** start Provided information **
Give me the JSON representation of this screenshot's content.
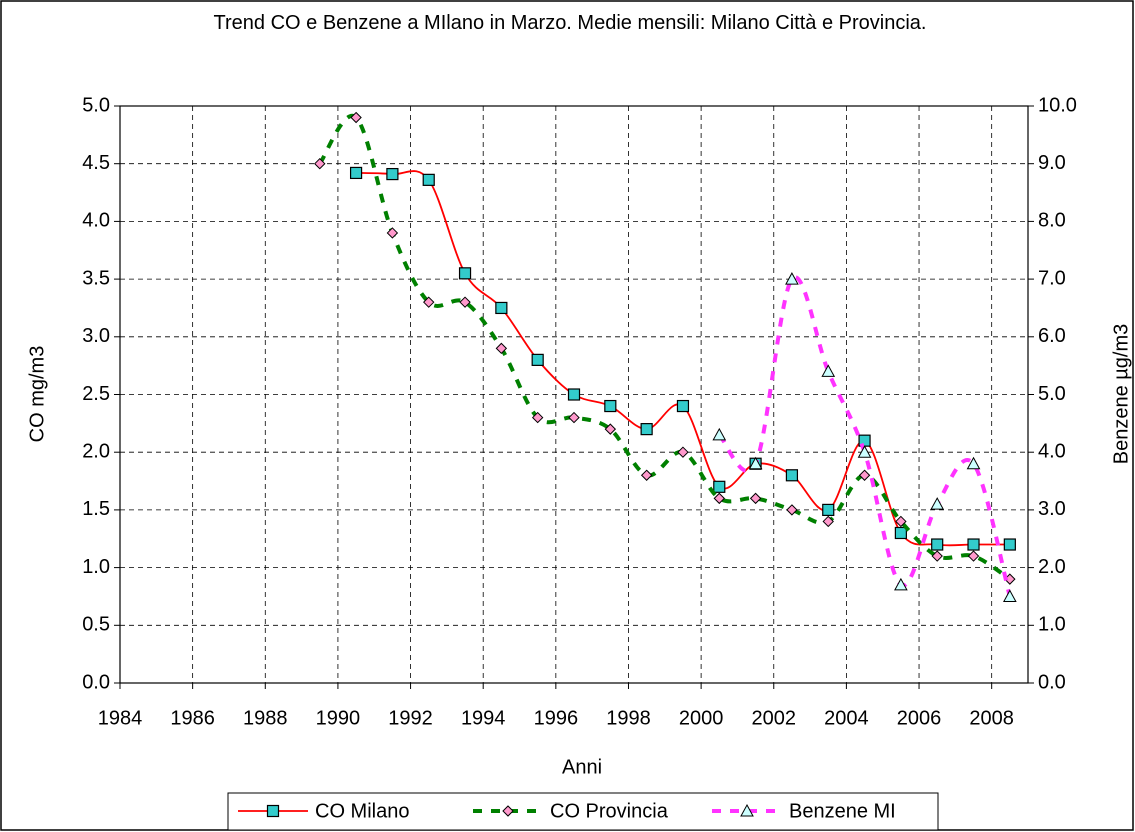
{
  "chart_data": {
    "type": "line",
    "title": "Trend  CO e Benzene a MIlano in Marzo. Medie mensili: Milano Città e Provincia.",
    "x_label": "Anni",
    "y_label": "CO mg/m3",
    "y2_label": "Benzene  µg/m3",
    "x": [
      1989.5,
      1990.5,
      1991.5,
      1992.5,
      1993.5,
      1994.5,
      1995.5,
      1996.5,
      1997.5,
      1998.5,
      1999.5,
      2000.5,
      2001.5,
      2002.5,
      2003.5,
      2004.5,
      2005.5,
      2006.5,
      2007.5,
      2008.5
    ],
    "series": [
      {
        "name": "CO Milano",
        "color": "#ff0000",
        "marker_color": "#33cccc",
        "values": [
          null,
          4.42,
          4.41,
          4.36,
          3.55,
          3.25,
          2.8,
          2.5,
          2.4,
          2.2,
          2.4,
          1.7,
          1.9,
          1.8,
          1.5,
          2.1,
          1.3,
          1.2,
          1.2,
          1.2
        ]
      },
      {
        "name": "CO Provincia",
        "color": "#008000",
        "marker_color": "#ff99cc",
        "values": [
          4.5,
          4.9,
          3.9,
          3.3,
          3.3,
          2.9,
          2.3,
          2.3,
          2.2,
          1.8,
          2.0,
          1.6,
          1.6,
          1.5,
          1.4,
          1.8,
          1.4,
          1.1,
          1.1,
          0.9
        ]
      },
      {
        "name": "Benzene MI",
        "color": "#ff33ff",
        "marker_color": "#ccffff",
        "axis": "y2",
        "values": [
          null,
          null,
          null,
          null,
          null,
          null,
          null,
          null,
          null,
          null,
          null,
          4.3,
          3.8,
          7.0,
          5.4,
          4.0,
          1.7,
          3.1,
          3.8,
          1.5
        ]
      }
    ],
    "xlim": [
      1984,
      2009
    ],
    "xticks": [
      1984,
      1986,
      1988,
      1990,
      1992,
      1994,
      1996,
      1998,
      2000,
      2002,
      2004,
      2006,
      2008
    ],
    "ylim": [
      0,
      5
    ],
    "yticks": [
      {
        "value": 0,
        "label": "0.0"
      },
      {
        "value": 0.5,
        "label": "0.5"
      },
      {
        "value": 1,
        "label": "1.0"
      },
      {
        "value": 1.5,
        "label": "1.5"
      },
      {
        "value": 2,
        "label": "2.0"
      },
      {
        "value": 2.5,
        "label": "2.5"
      },
      {
        "value": 3,
        "label": "3.0"
      },
      {
        "value": 3.5,
        "label": "3.5"
      },
      {
        "value": 4,
        "label": "4.0"
      },
      {
        "value": 4.5,
        "label": "4.5"
      },
      {
        "value": 5,
        "label": "5.0"
      }
    ],
    "y2lim": [
      0,
      10
    ],
    "y2ticks": [
      {
        "value": 0,
        "label": "0.0"
      },
      {
        "value": 1,
        "label": "1.0"
      },
      {
        "value": 2,
        "label": "2.0"
      },
      {
        "value": 3,
        "label": "3.0"
      },
      {
        "value": 4,
        "label": "4.0"
      },
      {
        "value": 5,
        "label": "5.0"
      },
      {
        "value": 6,
        "label": "6.0"
      },
      {
        "value": 7,
        "label": "7.0"
      },
      {
        "value": 8,
        "label": "8.0"
      },
      {
        "value": 9,
        "label": "9.0"
      },
      {
        "value": 10,
        "label": "10.0"
      }
    ],
    "grid": true,
    "legend": "bottom"
  }
}
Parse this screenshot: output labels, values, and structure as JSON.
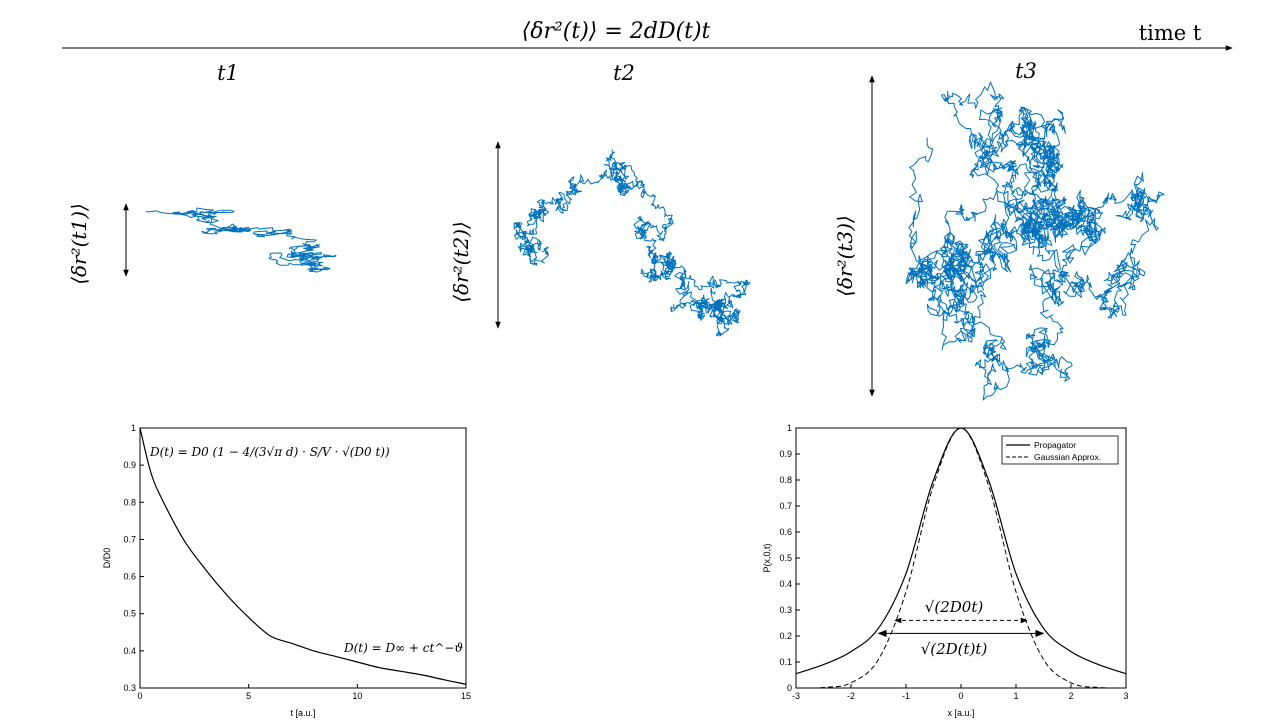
{
  "header": {
    "msd_formula": "⟨δr²(t)⟩ = 2dD(t)t",
    "time_label": "time t",
    "times": [
      "t1",
      "t2",
      "t3"
    ],
    "msd_labels": [
      "⟨δr²(t1)⟩",
      "⟨δr²(t2)⟩",
      "⟨δr²(t3)⟩"
    ]
  },
  "colors": {
    "walk": "#0072BD",
    "ink": "#000000"
  },
  "walks": [
    {
      "name": "walk-t1",
      "steps": 400,
      "seed": 11
    },
    {
      "name": "walk-t2",
      "steps": 1600,
      "seed": 23
    },
    {
      "name": "walk-t3",
      "steps": 3200,
      "seed": 37
    }
  ],
  "chart_data": [
    {
      "type": "line",
      "xlabel": "t [a.u.]",
      "ylabel": "D/D0",
      "xlim": [
        0,
        15
      ],
      "ylim": [
        0.3,
        1
      ],
      "xticks": [
        0,
        5,
        10,
        15
      ],
      "yticks": [
        0.3,
        0.4,
        0.5,
        0.6,
        0.7,
        0.8,
        0.9,
        1
      ],
      "annotations": [
        "D(t) = D0 (1 − 4/(3√π d) · S/V · √(D0 t))",
        "D(t) = D∞ + ct^−ϑ"
      ],
      "series": [
        {
          "name": "D(t)/D0",
          "x": [
            0,
            0.5,
            1,
            2,
            3,
            4,
            5,
            6,
            7,
            8,
            9,
            10,
            11,
            12,
            13,
            14,
            15
          ],
          "y": [
            1.0,
            0.88,
            0.81,
            0.7,
            0.62,
            0.55,
            0.49,
            0.44,
            0.42,
            0.4,
            0.385,
            0.37,
            0.355,
            0.345,
            0.335,
            0.322,
            0.31
          ]
        }
      ]
    },
    {
      "type": "line",
      "xlabel": "x [a.u.]",
      "ylabel": "P(x,0,t)",
      "xlim": [
        -3,
        3
      ],
      "ylim": [
        0,
        1
      ],
      "xticks": [
        -3,
        -2,
        -1,
        0,
        1,
        2,
        3
      ],
      "yticks": [
        0,
        0.1,
        0.2,
        0.3,
        0.4,
        0.5,
        0.6,
        0.7,
        0.8,
        0.9,
        1
      ],
      "legend": [
        "Propagator",
        "Gaussian Approx."
      ],
      "legend_position": "top-right",
      "width_labels": [
        "√(2D0t)",
        "√(2D(t)t)"
      ],
      "width_arrows": [
        {
          "label_index": 0,
          "x_from": -1.2,
          "x_to": 1.2,
          "y": 0.26,
          "style": "dashed"
        },
        {
          "label_index": 1,
          "x_from": -1.5,
          "x_to": 1.5,
          "y": 0.21,
          "style": "solid"
        }
      ],
      "series": [
        {
          "name": "Propagator",
          "style": "solid",
          "x": [
            -3,
            -2.5,
            -2,
            -1.5,
            -1,
            -0.5,
            0,
            0.5,
            1,
            1.5,
            2,
            2.5,
            3
          ],
          "y": [
            0.055,
            0.09,
            0.14,
            0.23,
            0.44,
            0.8,
            1.0,
            0.8,
            0.44,
            0.23,
            0.14,
            0.09,
            0.055
          ]
        },
        {
          "name": "Gaussian Approx.",
          "style": "dashed",
          "x": [
            -3,
            -2.5,
            -2,
            -1.5,
            -1,
            -0.5,
            0,
            0.5,
            1,
            1.5,
            2,
            2.5,
            3
          ],
          "y": [
            0.0,
            0.002,
            0.02,
            0.11,
            0.37,
            0.78,
            1.0,
            0.78,
            0.37,
            0.11,
            0.02,
            0.002,
            0.0
          ]
        }
      ]
    }
  ]
}
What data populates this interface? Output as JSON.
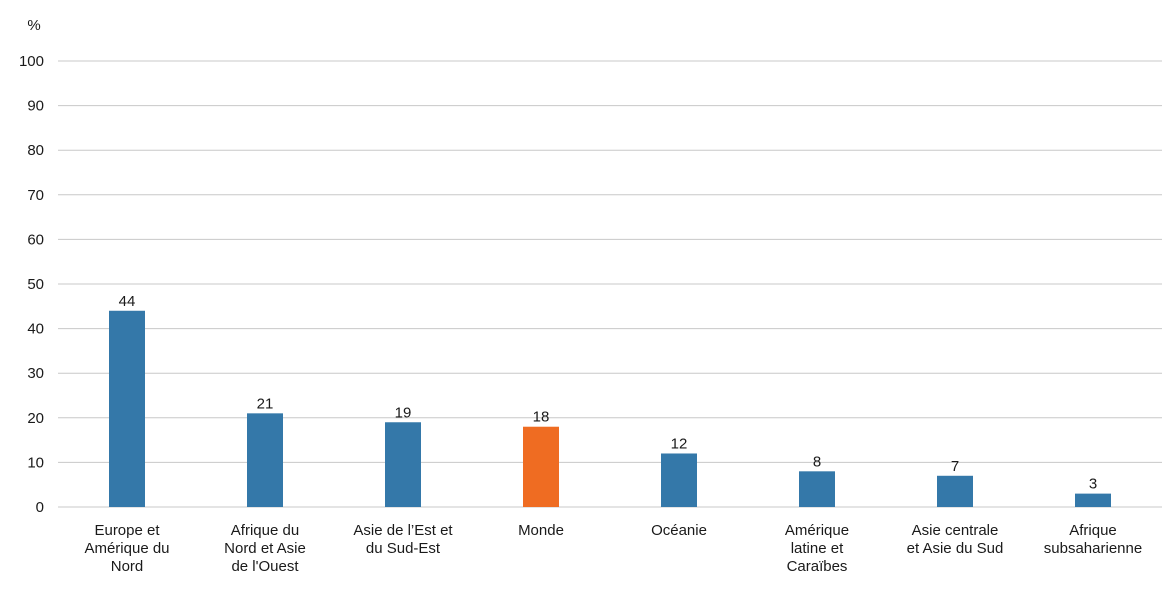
{
  "chart_data": {
    "type": "bar",
    "ylabel": "%",
    "ylim": [
      0,
      100
    ],
    "yticks": [
      0,
      10,
      20,
      30,
      40,
      50,
      60,
      70,
      80,
      90,
      100
    ],
    "grid": true,
    "categories": [
      [
        "Europe et",
        "Amérique du",
        "Nord"
      ],
      [
        "Afrique du",
        "Nord et Asie",
        "de l'Ouest"
      ],
      [
        "Asie de l’Est et",
        "du Sud-Est"
      ],
      [
        "Monde"
      ],
      [
        "Océanie"
      ],
      [
        "Amérique",
        "latine et",
        "Caraïbes"
      ],
      [
        "Asie centrale",
        "et Asie du Sud"
      ],
      [
        "Afrique",
        "subsaharienne"
      ]
    ],
    "values": [
      44,
      21,
      19,
      18,
      12,
      8,
      7,
      3
    ],
    "colors": [
      "#3478a9",
      "#3478a9",
      "#3478a9",
      "#ef6c22",
      "#3478a9",
      "#3478a9",
      "#3478a9",
      "#3478a9"
    ],
    "gridColor": "#c8c8c8"
  }
}
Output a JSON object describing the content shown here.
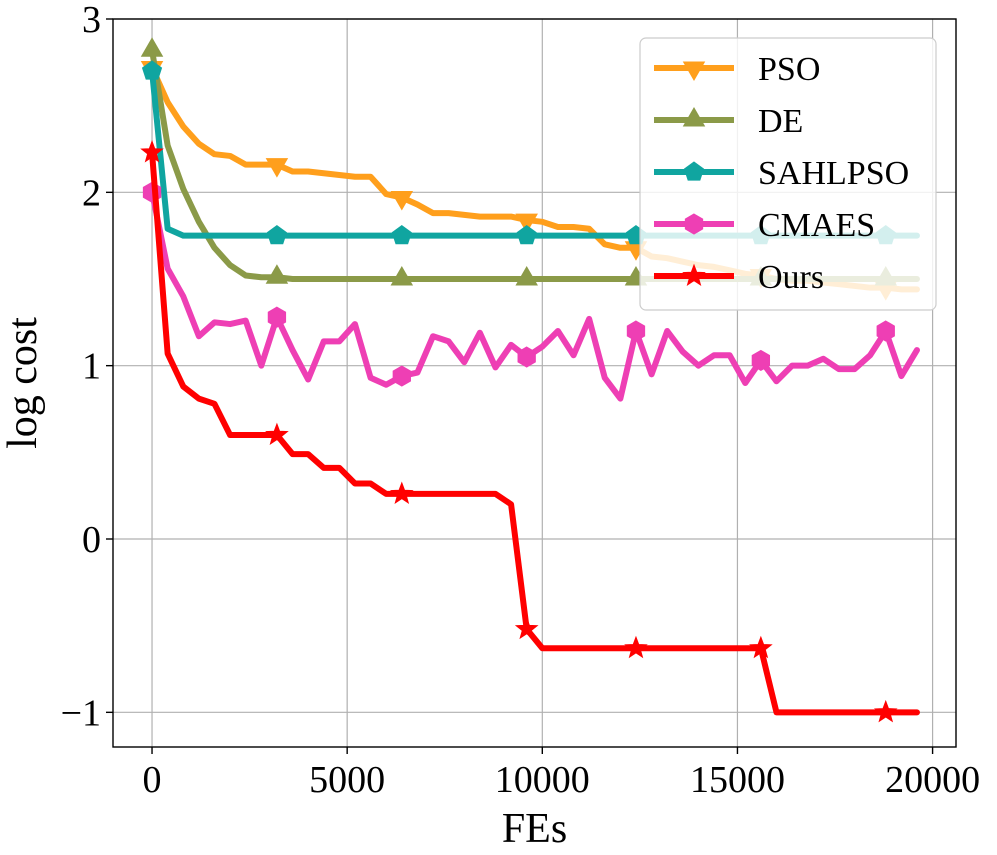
** end Provided information **
## Exercise
In the listing above, find each line with the word "Benzene" and copy it.

## Task response
    "title": "Trend  CO e Benzene a MIlano in Marzo. Medie mensili: Milano Città e Provincia.",
    "y2_label": "Benzene  µg/m3",
        "name": "Benzene MI",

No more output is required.